◆ The exercise
Go through the records line by line and work out how many lines hold the word "role". Answer with the number only.

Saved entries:
##############################

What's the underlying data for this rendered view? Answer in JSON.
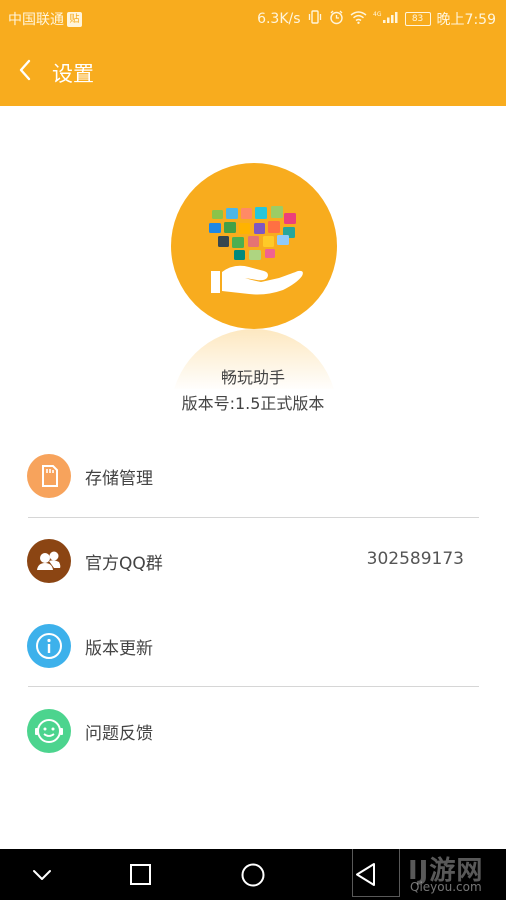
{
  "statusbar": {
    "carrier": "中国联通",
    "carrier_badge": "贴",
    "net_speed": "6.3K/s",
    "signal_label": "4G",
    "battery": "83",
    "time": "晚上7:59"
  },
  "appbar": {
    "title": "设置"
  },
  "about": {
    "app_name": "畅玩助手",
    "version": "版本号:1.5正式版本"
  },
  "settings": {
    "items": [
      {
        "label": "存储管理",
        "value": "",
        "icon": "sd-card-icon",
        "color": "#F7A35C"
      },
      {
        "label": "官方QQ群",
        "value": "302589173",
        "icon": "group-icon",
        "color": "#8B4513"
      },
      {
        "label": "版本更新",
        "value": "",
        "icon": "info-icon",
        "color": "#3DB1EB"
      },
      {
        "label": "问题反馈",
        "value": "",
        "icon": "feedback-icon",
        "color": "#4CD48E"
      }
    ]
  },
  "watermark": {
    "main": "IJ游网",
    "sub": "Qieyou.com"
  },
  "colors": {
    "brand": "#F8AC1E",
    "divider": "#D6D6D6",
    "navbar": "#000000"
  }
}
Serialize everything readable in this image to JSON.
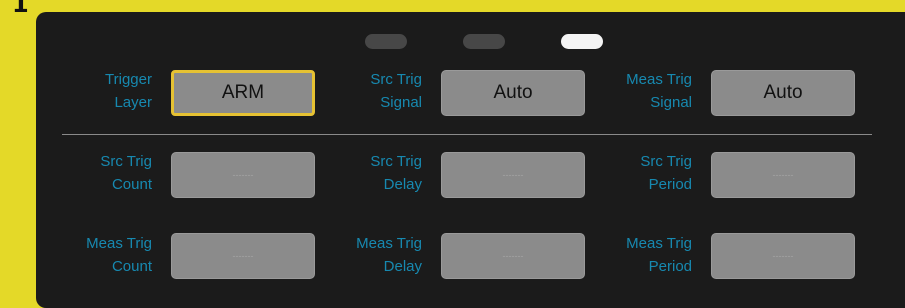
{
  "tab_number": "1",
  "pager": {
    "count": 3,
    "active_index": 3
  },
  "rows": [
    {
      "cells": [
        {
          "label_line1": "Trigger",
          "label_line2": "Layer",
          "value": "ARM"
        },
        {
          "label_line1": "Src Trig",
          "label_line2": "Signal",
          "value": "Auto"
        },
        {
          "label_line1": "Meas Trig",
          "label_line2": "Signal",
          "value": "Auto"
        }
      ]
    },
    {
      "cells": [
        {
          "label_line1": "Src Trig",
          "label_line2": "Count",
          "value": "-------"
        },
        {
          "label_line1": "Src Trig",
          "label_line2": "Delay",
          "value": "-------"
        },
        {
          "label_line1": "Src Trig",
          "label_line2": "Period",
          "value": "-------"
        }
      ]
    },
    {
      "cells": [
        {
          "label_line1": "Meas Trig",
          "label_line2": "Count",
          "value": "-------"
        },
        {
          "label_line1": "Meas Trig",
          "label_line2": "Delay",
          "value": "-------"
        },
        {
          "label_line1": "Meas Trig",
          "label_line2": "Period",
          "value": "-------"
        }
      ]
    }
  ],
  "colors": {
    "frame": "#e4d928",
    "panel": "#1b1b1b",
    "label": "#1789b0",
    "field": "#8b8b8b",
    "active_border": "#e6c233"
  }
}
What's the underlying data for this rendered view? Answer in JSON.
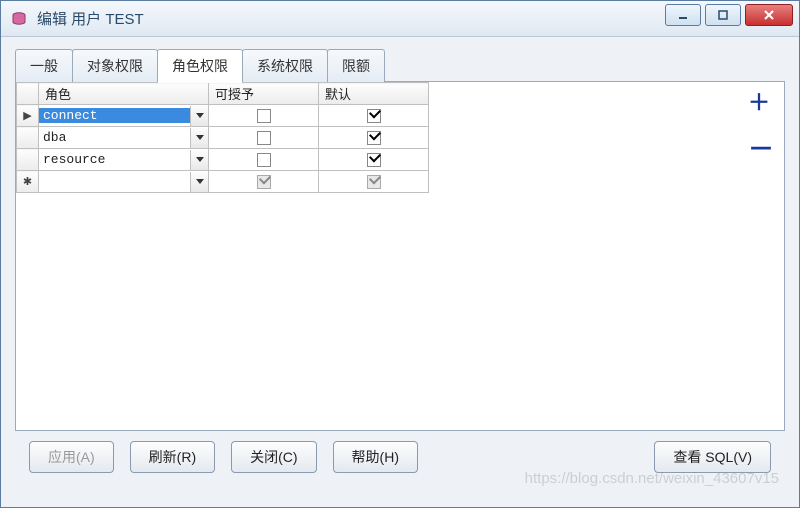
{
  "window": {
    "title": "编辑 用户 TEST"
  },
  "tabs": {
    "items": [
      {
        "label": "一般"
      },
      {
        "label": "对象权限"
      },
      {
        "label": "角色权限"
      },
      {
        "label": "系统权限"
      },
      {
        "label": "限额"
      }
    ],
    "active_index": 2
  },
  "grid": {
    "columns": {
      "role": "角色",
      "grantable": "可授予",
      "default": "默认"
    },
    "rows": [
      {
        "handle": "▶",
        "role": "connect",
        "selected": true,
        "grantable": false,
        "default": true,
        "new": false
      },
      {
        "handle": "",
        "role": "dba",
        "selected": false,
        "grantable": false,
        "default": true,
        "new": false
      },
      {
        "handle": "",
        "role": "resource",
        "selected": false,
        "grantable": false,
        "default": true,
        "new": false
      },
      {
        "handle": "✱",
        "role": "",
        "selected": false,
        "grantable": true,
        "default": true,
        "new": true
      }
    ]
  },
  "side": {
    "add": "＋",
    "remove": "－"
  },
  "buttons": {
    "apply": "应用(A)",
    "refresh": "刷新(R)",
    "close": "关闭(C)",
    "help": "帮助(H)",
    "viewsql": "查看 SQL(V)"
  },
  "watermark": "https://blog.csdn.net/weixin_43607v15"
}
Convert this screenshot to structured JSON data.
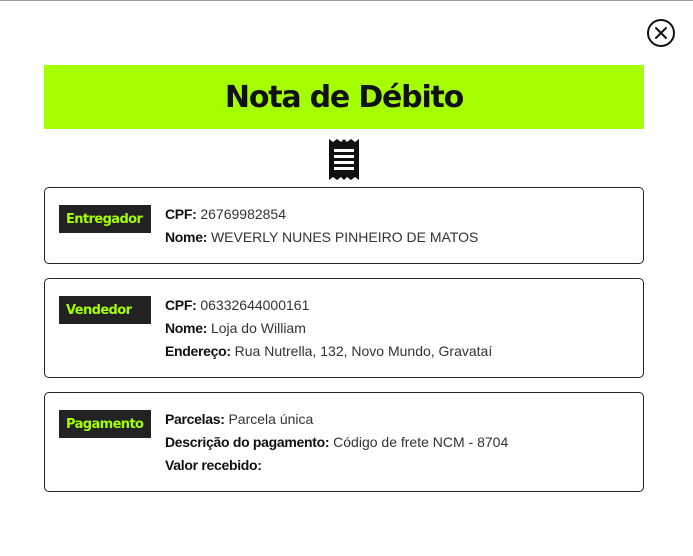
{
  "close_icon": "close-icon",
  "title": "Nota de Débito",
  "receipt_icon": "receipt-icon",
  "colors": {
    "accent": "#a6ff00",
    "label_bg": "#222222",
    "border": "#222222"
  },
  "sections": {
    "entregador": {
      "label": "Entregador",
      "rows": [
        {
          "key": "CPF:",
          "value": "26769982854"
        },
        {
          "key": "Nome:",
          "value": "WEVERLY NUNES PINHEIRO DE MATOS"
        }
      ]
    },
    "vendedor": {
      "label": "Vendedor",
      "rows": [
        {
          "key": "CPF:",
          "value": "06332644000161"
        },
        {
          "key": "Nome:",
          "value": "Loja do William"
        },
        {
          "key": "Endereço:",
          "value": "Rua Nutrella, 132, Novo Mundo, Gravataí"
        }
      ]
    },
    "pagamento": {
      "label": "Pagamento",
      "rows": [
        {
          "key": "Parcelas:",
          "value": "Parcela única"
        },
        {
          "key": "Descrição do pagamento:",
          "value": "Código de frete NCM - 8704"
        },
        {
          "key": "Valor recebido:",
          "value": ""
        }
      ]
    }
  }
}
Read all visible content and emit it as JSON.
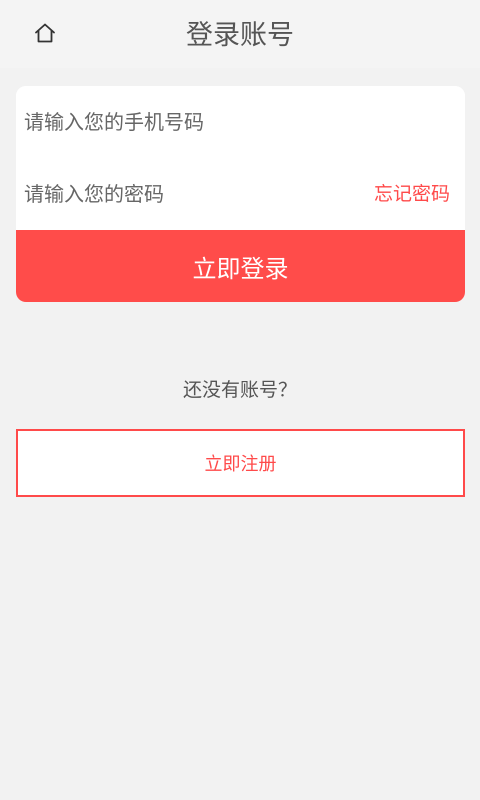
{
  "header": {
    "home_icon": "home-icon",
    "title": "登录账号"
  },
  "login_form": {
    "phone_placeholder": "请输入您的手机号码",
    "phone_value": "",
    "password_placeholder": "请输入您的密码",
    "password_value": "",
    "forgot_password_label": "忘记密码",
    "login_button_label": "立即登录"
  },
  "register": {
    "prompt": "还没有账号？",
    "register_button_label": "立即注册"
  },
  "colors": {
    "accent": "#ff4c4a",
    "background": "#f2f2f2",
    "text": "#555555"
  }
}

##############################

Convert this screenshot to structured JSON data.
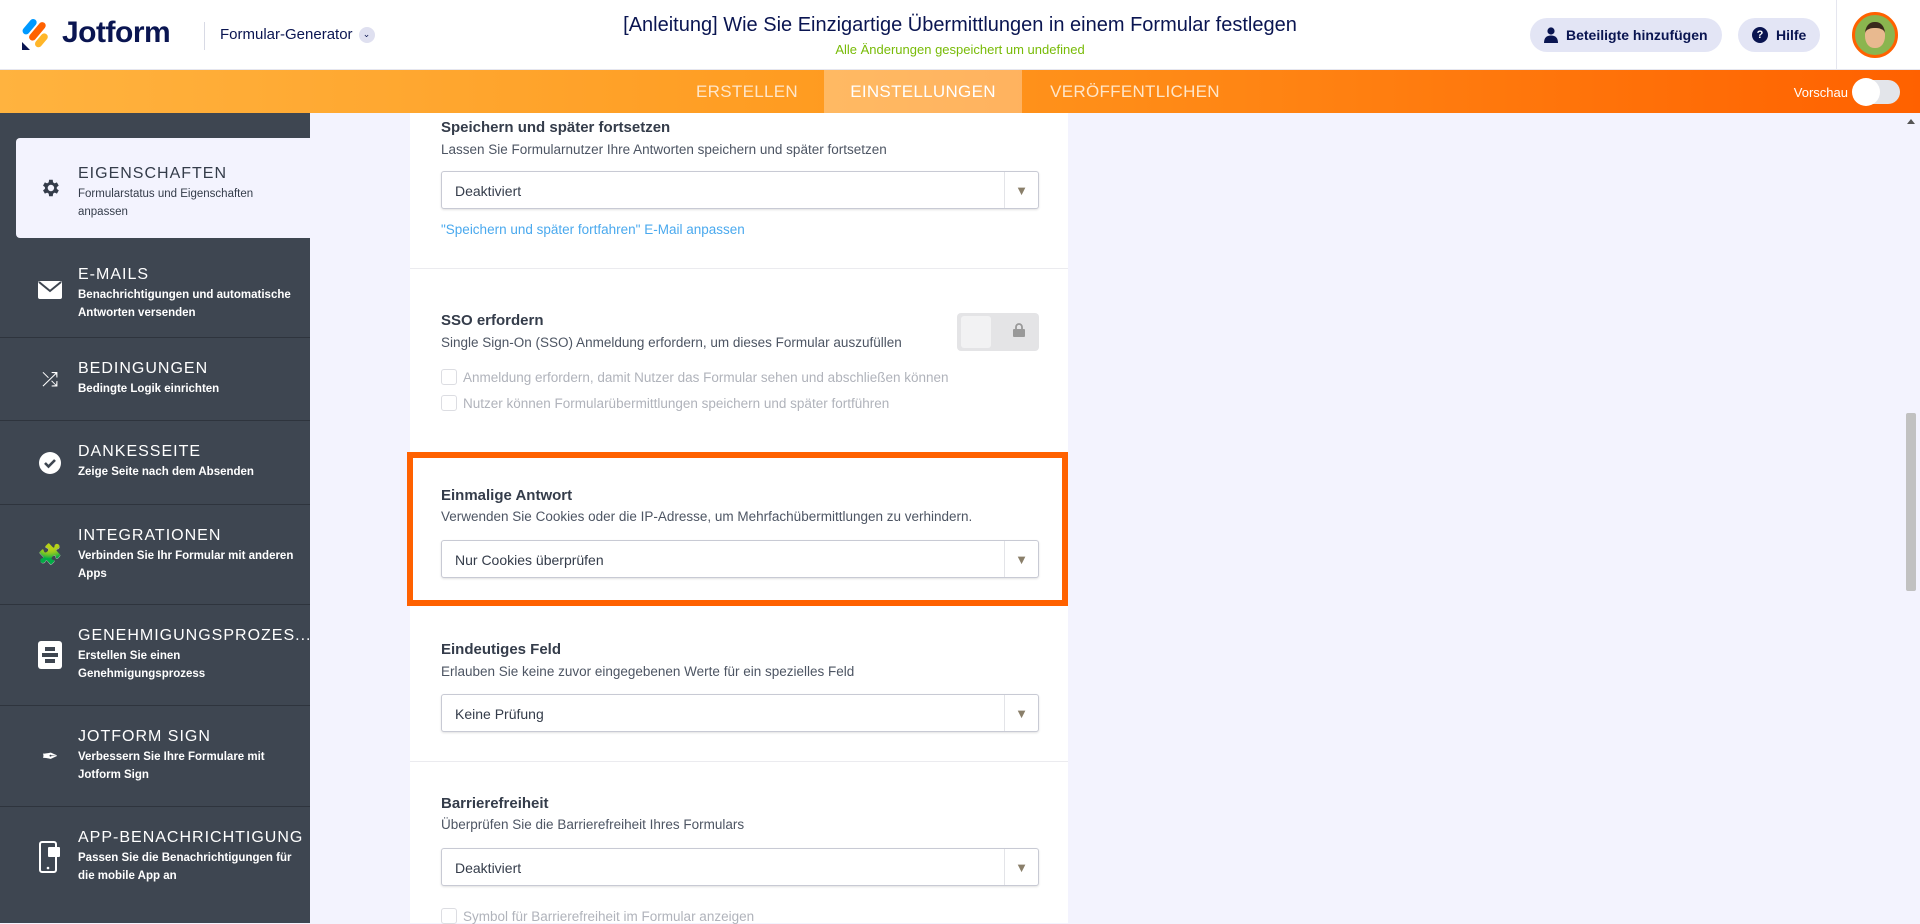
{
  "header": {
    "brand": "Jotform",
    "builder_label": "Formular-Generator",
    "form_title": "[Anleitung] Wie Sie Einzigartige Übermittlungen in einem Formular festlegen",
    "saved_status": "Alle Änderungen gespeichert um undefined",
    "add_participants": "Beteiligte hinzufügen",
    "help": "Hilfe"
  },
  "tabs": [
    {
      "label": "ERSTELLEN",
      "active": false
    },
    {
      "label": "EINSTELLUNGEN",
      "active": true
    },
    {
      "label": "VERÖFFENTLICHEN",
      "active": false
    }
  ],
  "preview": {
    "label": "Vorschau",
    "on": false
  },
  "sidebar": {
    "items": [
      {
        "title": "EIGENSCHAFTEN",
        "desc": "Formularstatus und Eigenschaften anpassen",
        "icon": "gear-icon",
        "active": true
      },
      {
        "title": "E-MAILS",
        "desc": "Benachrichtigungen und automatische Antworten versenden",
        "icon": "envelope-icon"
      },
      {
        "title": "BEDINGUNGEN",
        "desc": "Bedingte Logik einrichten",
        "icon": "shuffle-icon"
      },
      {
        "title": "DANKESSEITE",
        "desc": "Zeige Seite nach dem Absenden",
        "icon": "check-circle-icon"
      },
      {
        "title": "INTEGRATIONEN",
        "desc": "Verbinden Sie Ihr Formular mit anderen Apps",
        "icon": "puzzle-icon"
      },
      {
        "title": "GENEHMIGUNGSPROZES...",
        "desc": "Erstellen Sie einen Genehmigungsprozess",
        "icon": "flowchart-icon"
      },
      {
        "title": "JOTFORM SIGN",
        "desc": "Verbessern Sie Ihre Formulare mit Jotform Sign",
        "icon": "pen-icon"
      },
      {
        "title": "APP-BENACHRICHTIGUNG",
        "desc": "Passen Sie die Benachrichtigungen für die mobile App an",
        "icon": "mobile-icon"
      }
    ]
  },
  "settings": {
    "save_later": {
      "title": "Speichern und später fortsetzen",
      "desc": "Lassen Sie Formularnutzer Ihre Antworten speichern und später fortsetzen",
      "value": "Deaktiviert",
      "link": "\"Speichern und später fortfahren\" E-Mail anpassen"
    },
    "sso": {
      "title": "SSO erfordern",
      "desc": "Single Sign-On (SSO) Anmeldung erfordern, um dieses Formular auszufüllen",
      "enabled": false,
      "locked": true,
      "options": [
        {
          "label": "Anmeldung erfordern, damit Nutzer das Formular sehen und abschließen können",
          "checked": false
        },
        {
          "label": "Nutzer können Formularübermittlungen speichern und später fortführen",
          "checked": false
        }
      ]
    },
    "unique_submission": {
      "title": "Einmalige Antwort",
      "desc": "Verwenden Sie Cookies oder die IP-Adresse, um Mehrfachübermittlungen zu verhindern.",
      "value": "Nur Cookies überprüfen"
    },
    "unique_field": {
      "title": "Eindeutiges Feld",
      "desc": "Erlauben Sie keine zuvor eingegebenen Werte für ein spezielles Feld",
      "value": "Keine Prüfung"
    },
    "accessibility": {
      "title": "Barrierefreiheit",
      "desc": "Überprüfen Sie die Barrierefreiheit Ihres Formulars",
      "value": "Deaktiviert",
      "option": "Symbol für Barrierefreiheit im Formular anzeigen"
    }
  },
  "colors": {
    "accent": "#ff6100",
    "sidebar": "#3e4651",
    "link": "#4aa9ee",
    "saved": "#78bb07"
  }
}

##############################

◆ Solution to the problem
5